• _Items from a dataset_
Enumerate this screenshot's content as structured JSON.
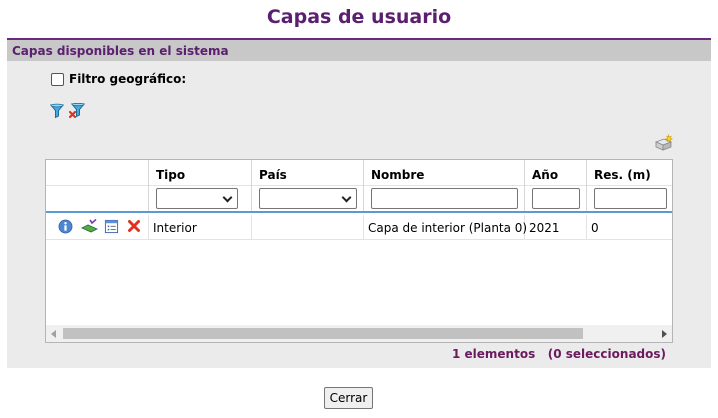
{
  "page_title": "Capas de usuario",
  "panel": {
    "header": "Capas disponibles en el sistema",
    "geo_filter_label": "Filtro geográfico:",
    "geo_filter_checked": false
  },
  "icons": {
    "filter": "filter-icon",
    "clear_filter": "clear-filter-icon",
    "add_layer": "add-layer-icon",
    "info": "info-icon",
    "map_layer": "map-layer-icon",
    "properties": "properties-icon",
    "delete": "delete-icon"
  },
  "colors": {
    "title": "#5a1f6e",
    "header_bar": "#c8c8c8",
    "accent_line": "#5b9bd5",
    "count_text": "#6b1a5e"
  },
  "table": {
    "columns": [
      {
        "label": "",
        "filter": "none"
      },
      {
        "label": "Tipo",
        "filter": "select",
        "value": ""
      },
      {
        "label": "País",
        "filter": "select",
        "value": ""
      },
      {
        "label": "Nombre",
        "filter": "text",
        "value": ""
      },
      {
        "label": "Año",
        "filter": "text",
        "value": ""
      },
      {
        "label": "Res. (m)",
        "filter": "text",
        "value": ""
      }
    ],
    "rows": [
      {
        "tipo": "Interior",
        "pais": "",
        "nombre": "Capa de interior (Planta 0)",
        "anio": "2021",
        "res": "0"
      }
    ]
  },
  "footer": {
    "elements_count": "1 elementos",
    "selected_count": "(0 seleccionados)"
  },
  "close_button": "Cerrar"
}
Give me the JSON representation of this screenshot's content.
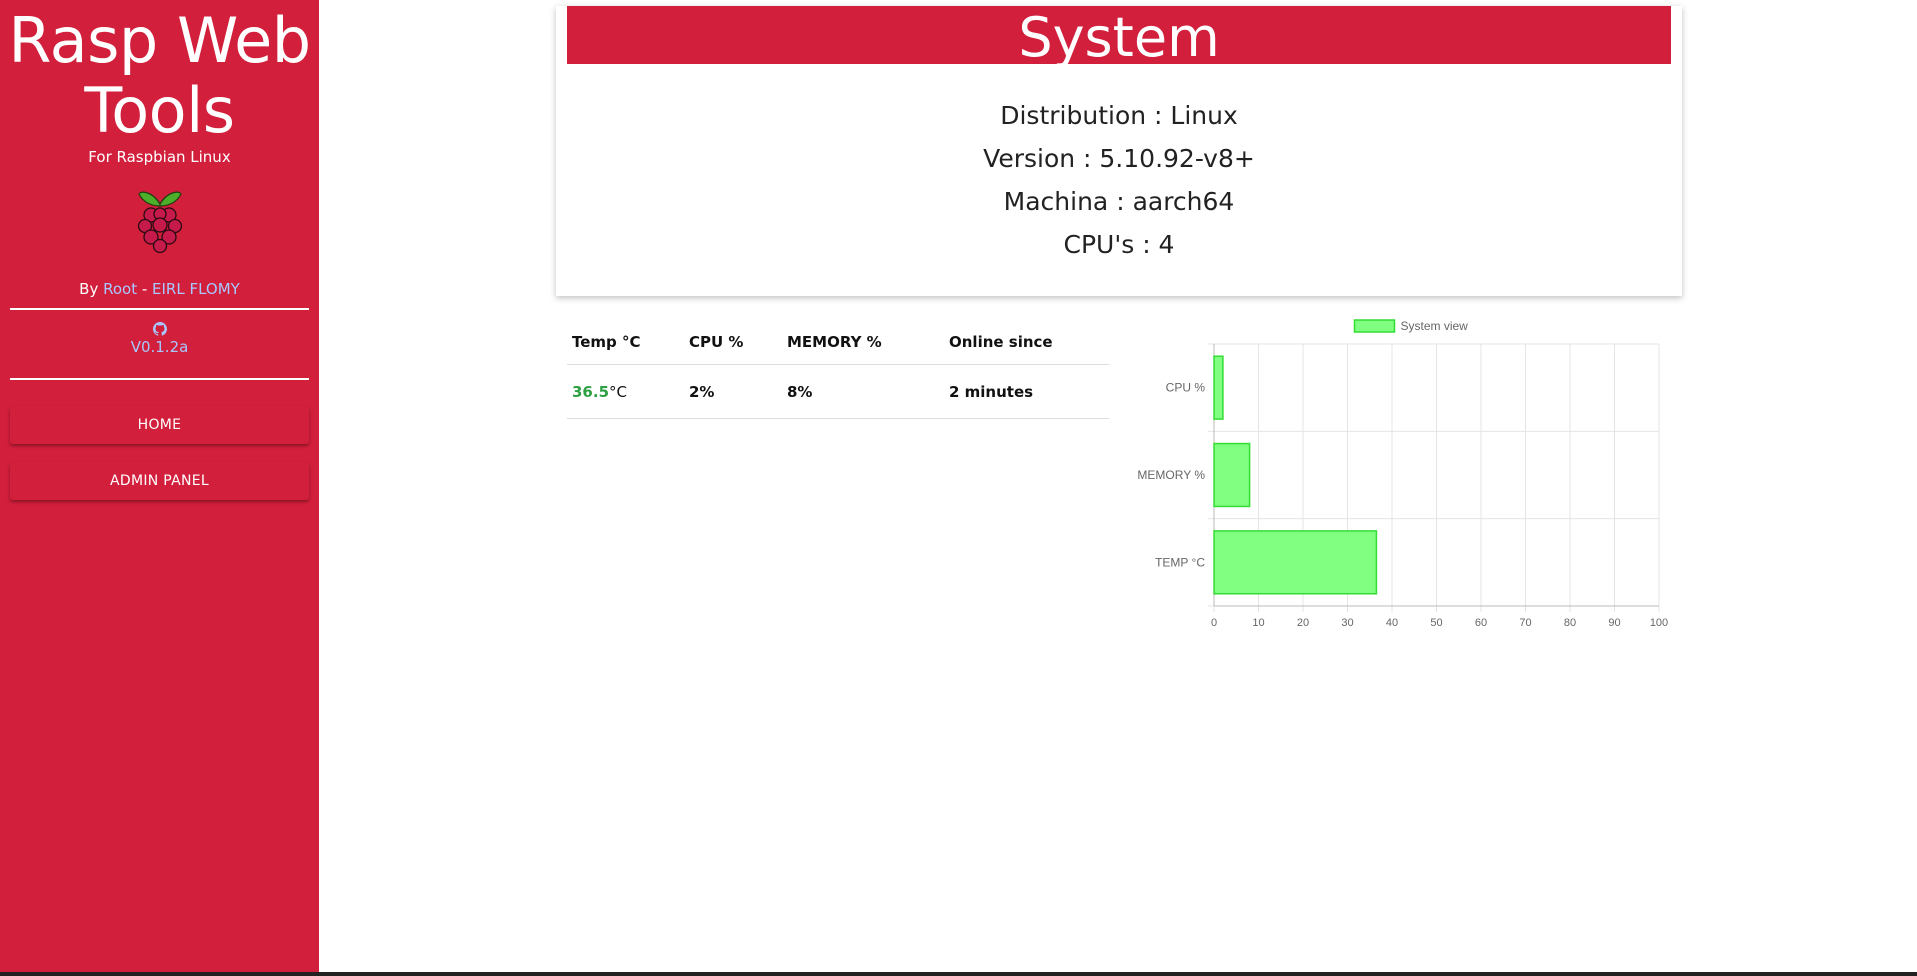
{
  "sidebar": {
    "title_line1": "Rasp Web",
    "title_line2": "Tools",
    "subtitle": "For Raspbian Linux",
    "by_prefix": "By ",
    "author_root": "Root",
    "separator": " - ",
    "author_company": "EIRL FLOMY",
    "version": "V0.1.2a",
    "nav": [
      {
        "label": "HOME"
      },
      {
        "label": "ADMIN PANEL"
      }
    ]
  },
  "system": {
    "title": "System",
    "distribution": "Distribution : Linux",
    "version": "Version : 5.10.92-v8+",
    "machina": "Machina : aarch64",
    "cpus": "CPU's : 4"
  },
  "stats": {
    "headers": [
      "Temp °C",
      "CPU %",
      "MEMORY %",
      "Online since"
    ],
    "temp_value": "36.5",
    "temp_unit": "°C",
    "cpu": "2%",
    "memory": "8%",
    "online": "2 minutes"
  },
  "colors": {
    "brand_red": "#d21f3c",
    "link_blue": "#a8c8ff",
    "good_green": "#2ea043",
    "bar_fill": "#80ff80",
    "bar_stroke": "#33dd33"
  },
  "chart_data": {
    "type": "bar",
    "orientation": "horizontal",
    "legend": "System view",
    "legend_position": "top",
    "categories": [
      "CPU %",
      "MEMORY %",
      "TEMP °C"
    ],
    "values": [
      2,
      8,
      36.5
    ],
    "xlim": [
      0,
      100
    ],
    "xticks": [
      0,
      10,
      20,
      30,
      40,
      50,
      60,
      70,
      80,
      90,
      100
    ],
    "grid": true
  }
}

• _What needs to be done_
Restate the full listing verbatim and drop every picture.

• _Expected answer_
Enumerate this screenshot's content as structured JSON.
{
  "page_title": "Capas de usuario",
  "panel": {
    "header": "Capas disponibles en el sistema",
    "geo_filter_label": "Filtro geográfico:",
    "geo_filter_checked": false
  },
  "icons": {
    "filter": "filter-icon",
    "clear_filter": "clear-filter-icon",
    "add_layer": "add-layer-icon",
    "info": "info-icon",
    "map_layer": "map-layer-icon",
    "properties": "properties-icon",
    "delete": "delete-icon"
  },
  "colors": {
    "title": "#5a1f6e",
    "header_bar": "#c8c8c8",
    "accent_line": "#5b9bd5",
    "count_text": "#6b1a5e"
  },
  "table": {
    "columns": [
      {
        "label": "",
        "filter": "none"
      },
      {
        "label": "Tipo",
        "filter": "select",
        "value": ""
      },
      {
        "label": "País",
        "filter": "select",
        "value": ""
      },
      {
        "label": "Nombre",
        "filter": "text",
        "value": ""
      },
      {
        "label": "Año",
        "filter": "text",
        "value": ""
      },
      {
        "label": "Res. (m)",
        "filter": "text",
        "value": ""
      }
    ],
    "rows": [
      {
        "tipo": "Interior",
        "pais": "",
        "nombre": "Capa de interior (Planta 0)",
        "anio": "2021",
        "res": "0"
      }
    ]
  },
  "footer": {
    "elements_count": "1 elementos",
    "selected_count": "(0 seleccionados)"
  },
  "close_button": "Cerrar"
}
Give me the JSON representation of this screenshot's content.
{
  "sidebar": {
    "title_line1": "Rasp Web",
    "title_line2": "Tools",
    "subtitle": "For Raspbian Linux",
    "by_prefix": "By ",
    "author_root": "Root",
    "separator": " - ",
    "author_company": "EIRL FLOMY",
    "version": "V0.1.2a",
    "nav": [
      {
        "label": "HOME"
      },
      {
        "label": "ADMIN PANEL"
      }
    ]
  },
  "system": {
    "title": "System",
    "distribution": "Distribution : Linux",
    "version": "Version : 5.10.92-v8+",
    "machina": "Machina : aarch64",
    "cpus": "CPU's : 4"
  },
  "stats": {
    "headers": [
      "Temp °C",
      "CPU %",
      "MEMORY %",
      "Online since"
    ],
    "temp_value": "36.5",
    "temp_unit": "°C",
    "cpu": "2%",
    "memory": "8%",
    "online": "2 minutes"
  },
  "colors": {
    "brand_red": "#d21f3c",
    "link_blue": "#a8c8ff",
    "good_green": "#2ea043",
    "bar_fill": "#80ff80",
    "bar_stroke": "#33dd33"
  },
  "chart_data": {
    "type": "bar",
    "orientation": "horizontal",
    "legend": "System view",
    "legend_position": "top",
    "categories": [
      "CPU %",
      "MEMORY %",
      "TEMP °C"
    ],
    "values": [
      2,
      8,
      36.5
    ],
    "xlim": [
      0,
      100
    ],
    "xticks": [
      0,
      10,
      20,
      30,
      40,
      50,
      60,
      70,
      80,
      90,
      100
    ],
    "grid": true
  }
}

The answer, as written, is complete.